■ WRITTEN REQUEST 1: From the passage on the American tax system, copy word for word the part that opens with the words containing "And while the" and closes with "University Law School.".
■ WRITTEN REQUEST 2: Based on the passage on the American tax system, decide whether each statement agrees with it, answering yes or no and quoting the deciding words: (a) Chris Edwards studies tax policy at the Cato Institute. (b) David Cay Johnston teaches tax regulation at Harvard Law School. (c) Something like 579 changes were made to the tax code in the past year.
■ WRITTEN REQUEST 3: Write the next part of the passage on the American tax system, picking up after its last sentence.

And while the two sides seem far apart, there is one thing nearly everyone agrees on:
The American tax system is "a huge convoluted mess," says Chris Edwards, who studies tax policy at the Cato Institute, a Libertarian think tank in Washington.
The American tax system is "a mess that's completely unfair, and that few Americans understand," says David Cay Johnston, who teaches tax regulation at Syracuse University Law School.
The American tax system is not only a mess, but an "extraordinarily complex" mess ... and not just for individuals, for corporate entities, businesses," says Nina Olson - of the Internal Revenue Service.
As Olson points out in the video and report there were something like 579 changes made to the tax code in the past year alone.
"All the data are overwhelmingly showing that for the last 30 years, we've been redistributing wealth upwards," said Syracuse Law School's Johnston. "It's not trickle-down economics; it's Niagara-up!"

■ RAW DATA:
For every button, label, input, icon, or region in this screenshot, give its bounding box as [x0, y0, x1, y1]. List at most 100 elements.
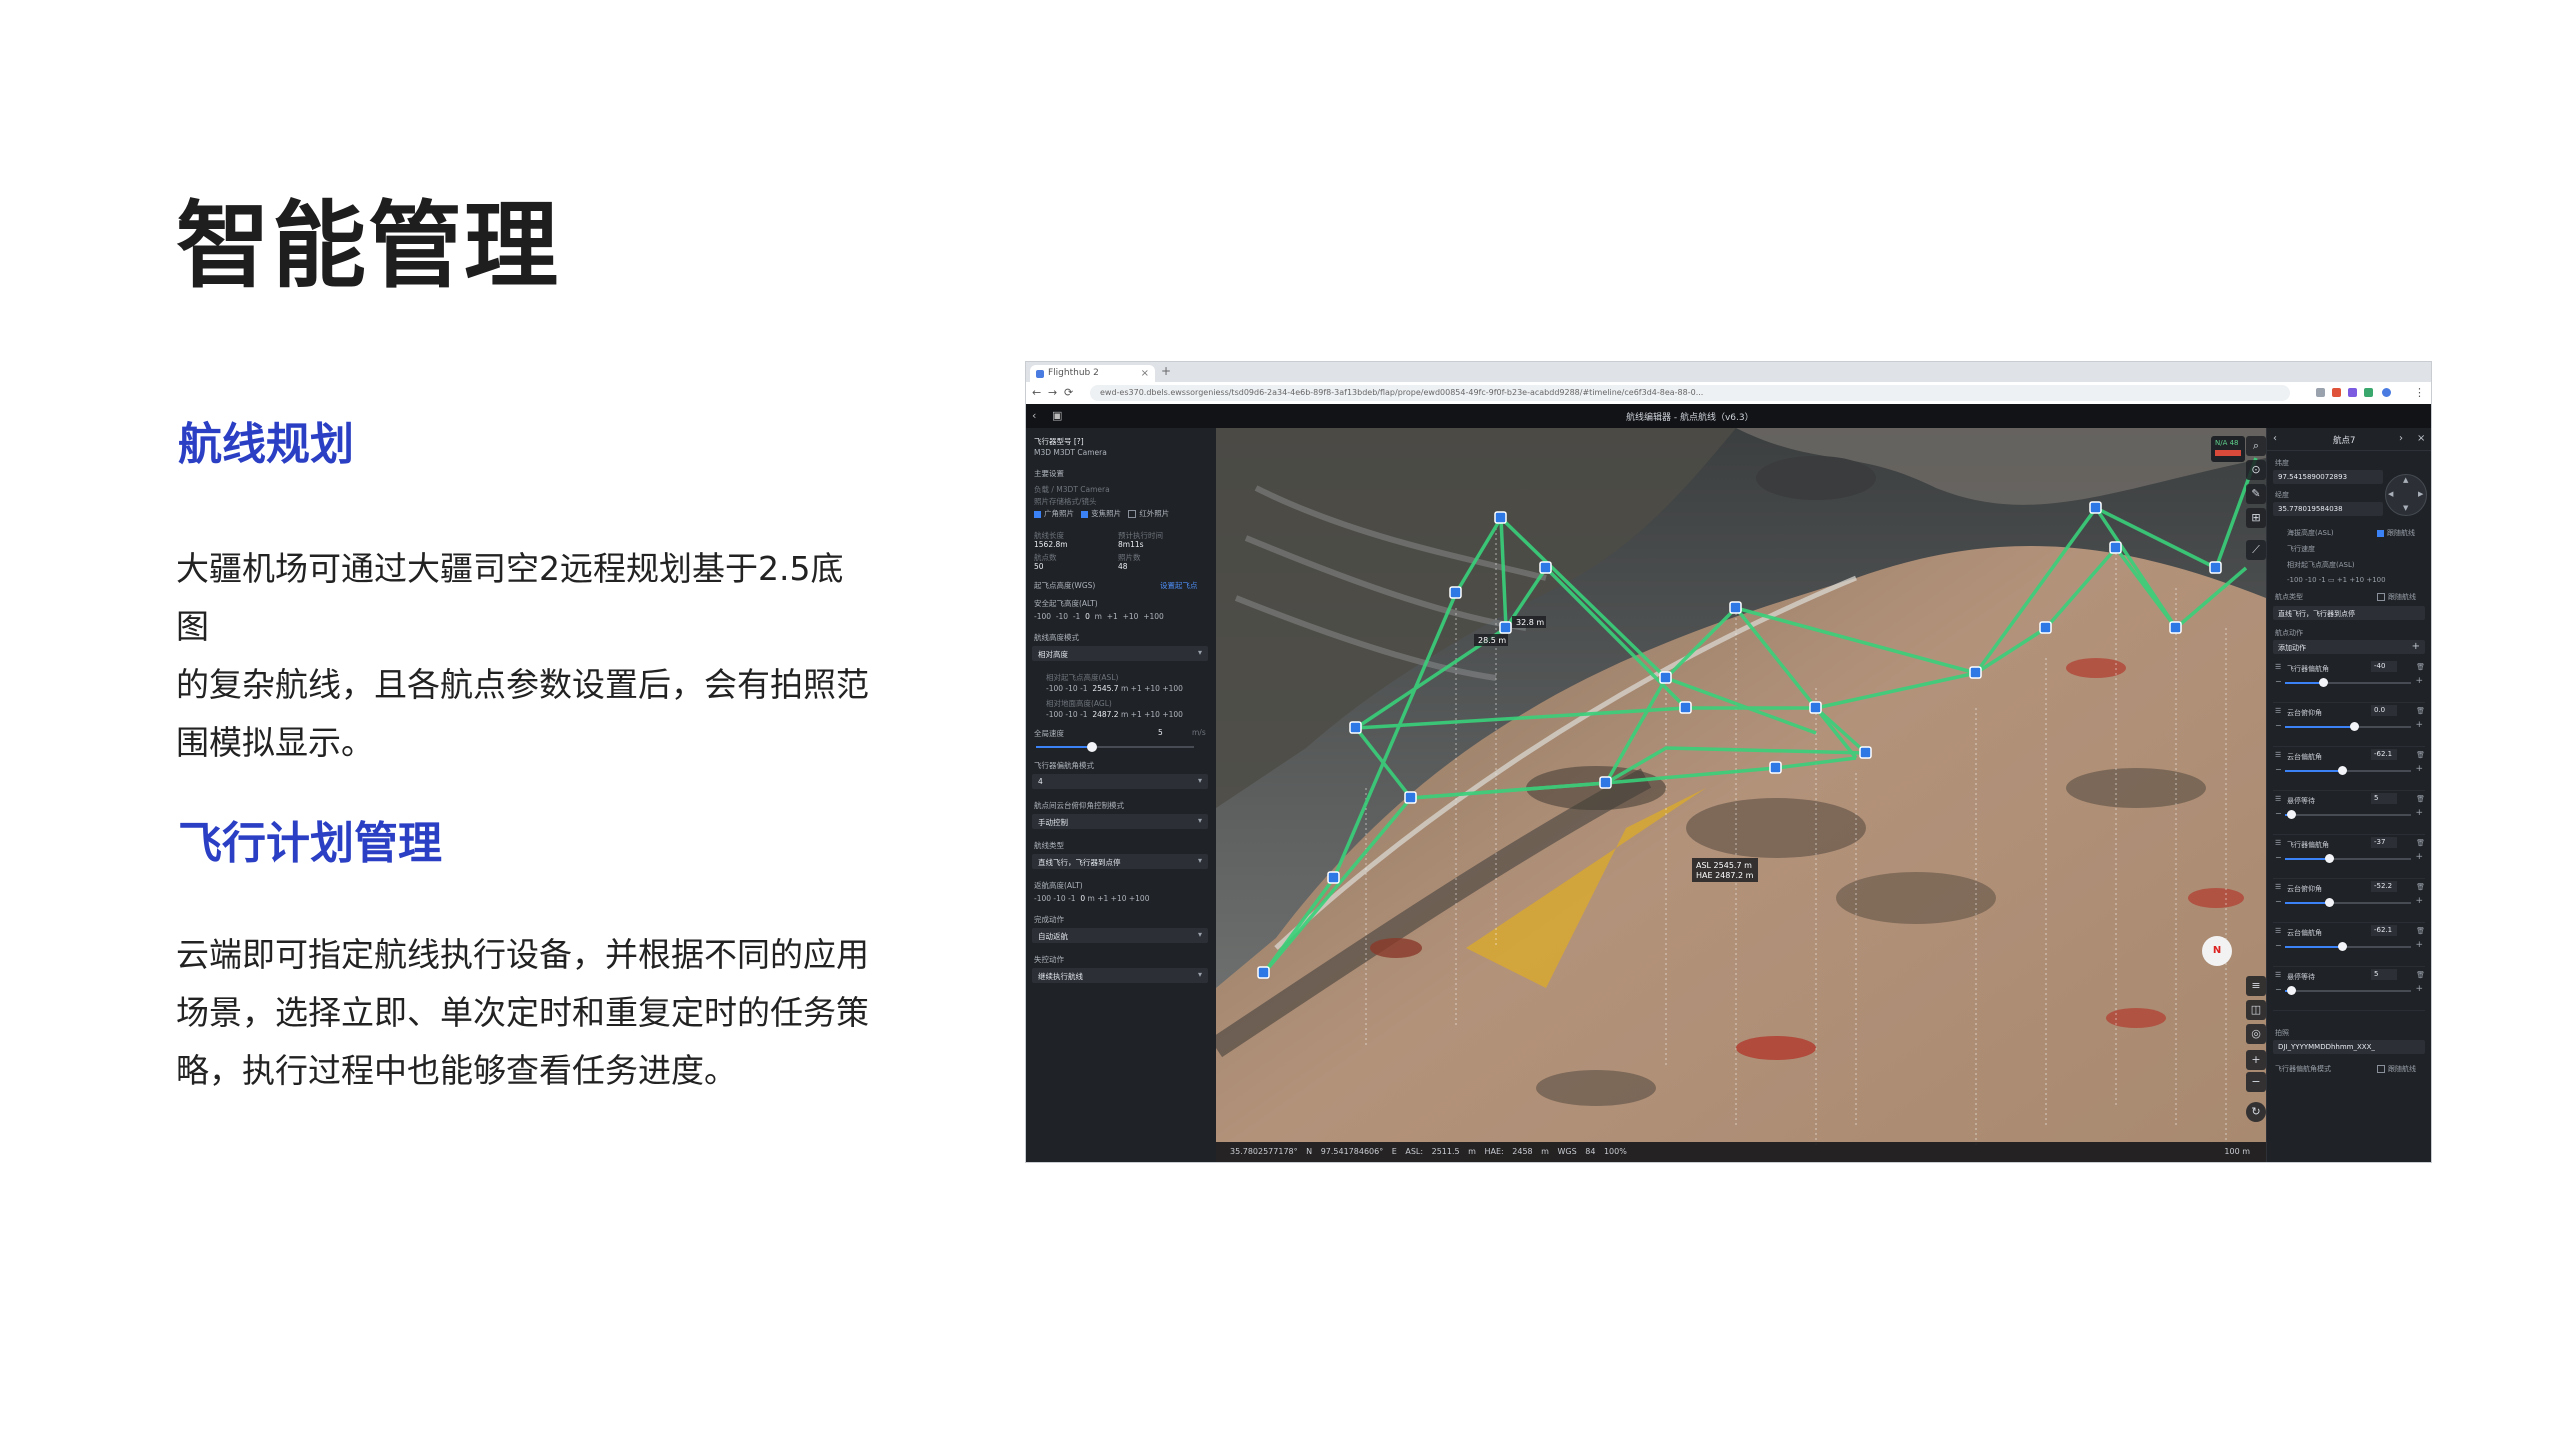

■ RESULT 1:
And while the two sides seem far apart, there is one thing nearly everyone agrees on:
The American tax system is "a huge convoluted mess," says Chris Edwards, who studies tax policy at the Cato Institute, a Libertarian think tank in Washington.
The American tax system is "a mess that's completely unfair, and that few Americans understand," says David Cay Johnston, who teaches tax regulation at Syracuse University Law School.

■ RESULT 2:
(a) Yes: "Chris Edwards, who studies tax policy at the Cato Institute"
(b) No: "David Cay Johnston, who teaches tax regulation at Syracuse University Law School"
(c) Yes: "there were something like 579 changes made to the tax code in the past year alone"

■ RESULT 3:
Johnston, who is also a Pulitzer Prize-winning reporter, described the change in income tax disparity.
"The median wage worker in America makes $26,000, and if you're a single person making $500 a week, your total federal tax burden is significantly higher than someone who makes a million dollars a day," he said. "You'll pay almost 22 percent of your income in income and payroll taxes, or you did in the year 2007.
"And that year, the 400 highest income tax payers made $345 million on average, [and] only paid, by the same measure, about 17 cents out of each dollar."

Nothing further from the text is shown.